MATERIAL SHOWN start
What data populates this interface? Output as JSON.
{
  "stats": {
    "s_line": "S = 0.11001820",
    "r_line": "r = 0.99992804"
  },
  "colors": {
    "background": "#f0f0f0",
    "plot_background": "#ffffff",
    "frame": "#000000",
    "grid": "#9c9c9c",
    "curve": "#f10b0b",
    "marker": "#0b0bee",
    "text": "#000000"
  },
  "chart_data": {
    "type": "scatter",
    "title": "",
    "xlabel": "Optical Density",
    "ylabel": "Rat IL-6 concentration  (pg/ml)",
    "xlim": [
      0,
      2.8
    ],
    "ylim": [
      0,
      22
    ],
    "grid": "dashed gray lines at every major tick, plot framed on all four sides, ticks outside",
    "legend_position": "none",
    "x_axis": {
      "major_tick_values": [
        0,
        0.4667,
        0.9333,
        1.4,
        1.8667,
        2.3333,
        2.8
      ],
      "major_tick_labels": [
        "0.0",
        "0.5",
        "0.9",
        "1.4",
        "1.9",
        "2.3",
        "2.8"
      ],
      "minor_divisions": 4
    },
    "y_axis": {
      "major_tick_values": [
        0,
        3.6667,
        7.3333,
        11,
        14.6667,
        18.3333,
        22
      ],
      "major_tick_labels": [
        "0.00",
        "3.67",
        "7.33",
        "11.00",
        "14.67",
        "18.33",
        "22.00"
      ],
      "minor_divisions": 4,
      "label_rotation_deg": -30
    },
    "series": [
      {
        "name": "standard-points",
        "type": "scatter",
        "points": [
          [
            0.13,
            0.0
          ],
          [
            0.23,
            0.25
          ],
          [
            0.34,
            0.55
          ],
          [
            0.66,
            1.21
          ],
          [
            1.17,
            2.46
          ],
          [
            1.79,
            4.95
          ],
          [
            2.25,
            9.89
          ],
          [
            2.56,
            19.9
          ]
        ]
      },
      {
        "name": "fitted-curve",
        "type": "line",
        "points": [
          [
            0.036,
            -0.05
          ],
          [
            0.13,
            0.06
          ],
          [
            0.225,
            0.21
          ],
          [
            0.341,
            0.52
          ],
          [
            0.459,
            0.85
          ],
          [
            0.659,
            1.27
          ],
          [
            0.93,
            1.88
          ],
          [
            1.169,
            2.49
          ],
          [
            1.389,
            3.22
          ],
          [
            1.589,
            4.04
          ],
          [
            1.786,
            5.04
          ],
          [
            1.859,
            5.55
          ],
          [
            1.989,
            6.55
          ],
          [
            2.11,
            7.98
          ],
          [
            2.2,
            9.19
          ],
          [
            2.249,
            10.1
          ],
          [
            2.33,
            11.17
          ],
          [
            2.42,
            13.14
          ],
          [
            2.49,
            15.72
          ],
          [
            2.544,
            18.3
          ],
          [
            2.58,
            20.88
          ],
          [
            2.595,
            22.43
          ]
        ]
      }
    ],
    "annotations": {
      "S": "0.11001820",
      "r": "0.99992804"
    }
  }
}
MATERIAL SHOWN end
» **YOUR INSTRUCTIONS**
Reproduce the material precisely, including every line.

» **SOLUTION FOR THIS TASK**
What data populates this interface? Output as JSON.
{
  "stats": {
    "s_line": "S = 0.11001820",
    "r_line": "r = 0.99992804"
  },
  "colors": {
    "background": "#f0f0f0",
    "plot_background": "#ffffff",
    "frame": "#000000",
    "grid": "#9c9c9c",
    "curve": "#f10b0b",
    "marker": "#0b0bee",
    "text": "#000000"
  },
  "chart_data": {
    "type": "scatter",
    "title": "",
    "xlabel": "Optical Density",
    "ylabel": "Rat IL-6 concentration  (pg/ml)",
    "xlim": [
      0,
      2.8
    ],
    "ylim": [
      0,
      22
    ],
    "grid": "dashed gray lines at every major tick, plot framed on all four sides, ticks outside",
    "legend_position": "none",
    "x_axis": {
      "major_tick_values": [
        0,
        0.4667,
        0.9333,
        1.4,
        1.8667,
        2.3333,
        2.8
      ],
      "major_tick_labels": [
        "0.0",
        "0.5",
        "0.9",
        "1.4",
        "1.9",
        "2.3",
        "2.8"
      ],
      "minor_divisions": 4
    },
    "y_axis": {
      "major_tick_values": [
        0,
        3.6667,
        7.3333,
        11,
        14.6667,
        18.3333,
        22
      ],
      "major_tick_labels": [
        "0.00",
        "3.67",
        "7.33",
        "11.00",
        "14.67",
        "18.33",
        "22.00"
      ],
      "minor_divisions": 4,
      "label_rotation_deg": -30
    },
    "series": [
      {
        "name": "standard-points",
        "type": "scatter",
        "points": [
          [
            0.13,
            0.0
          ],
          [
            0.23,
            0.25
          ],
          [
            0.34,
            0.55
          ],
          [
            0.66,
            1.21
          ],
          [
            1.17,
            2.46
          ],
          [
            1.79,
            4.95
          ],
          [
            2.25,
            9.89
          ],
          [
            2.56,
            19.9
          ]
        ]
      },
      {
        "name": "fitted-curve",
        "type": "line",
        "points": [
          [
            0.036,
            -0.05
          ],
          [
            0.13,
            0.06
          ],
          [
            0.225,
            0.21
          ],
          [
            0.341,
            0.52
          ],
          [
            0.459,
            0.85
          ],
          [
            0.659,
            1.27
          ],
          [
            0.93,
            1.88
          ],
          [
            1.169,
            2.49
          ],
          [
            1.389,
            3.22
          ],
          [
            1.589,
            4.04
          ],
          [
            1.786,
            5.04
          ],
          [
            1.859,
            5.55
          ],
          [
            1.989,
            6.55
          ],
          [
            2.11,
            7.98
          ],
          [
            2.2,
            9.19
          ],
          [
            2.249,
            10.1
          ],
          [
            2.33,
            11.17
          ],
          [
            2.42,
            13.14
          ],
          [
            2.49,
            15.72
          ],
          [
            2.544,
            18.3
          ],
          [
            2.58,
            20.88
          ],
          [
            2.595,
            22.43
          ]
        ]
      }
    ],
    "annotations": {
      "S": "0.11001820",
      "r": "0.99992804"
    }
  }
}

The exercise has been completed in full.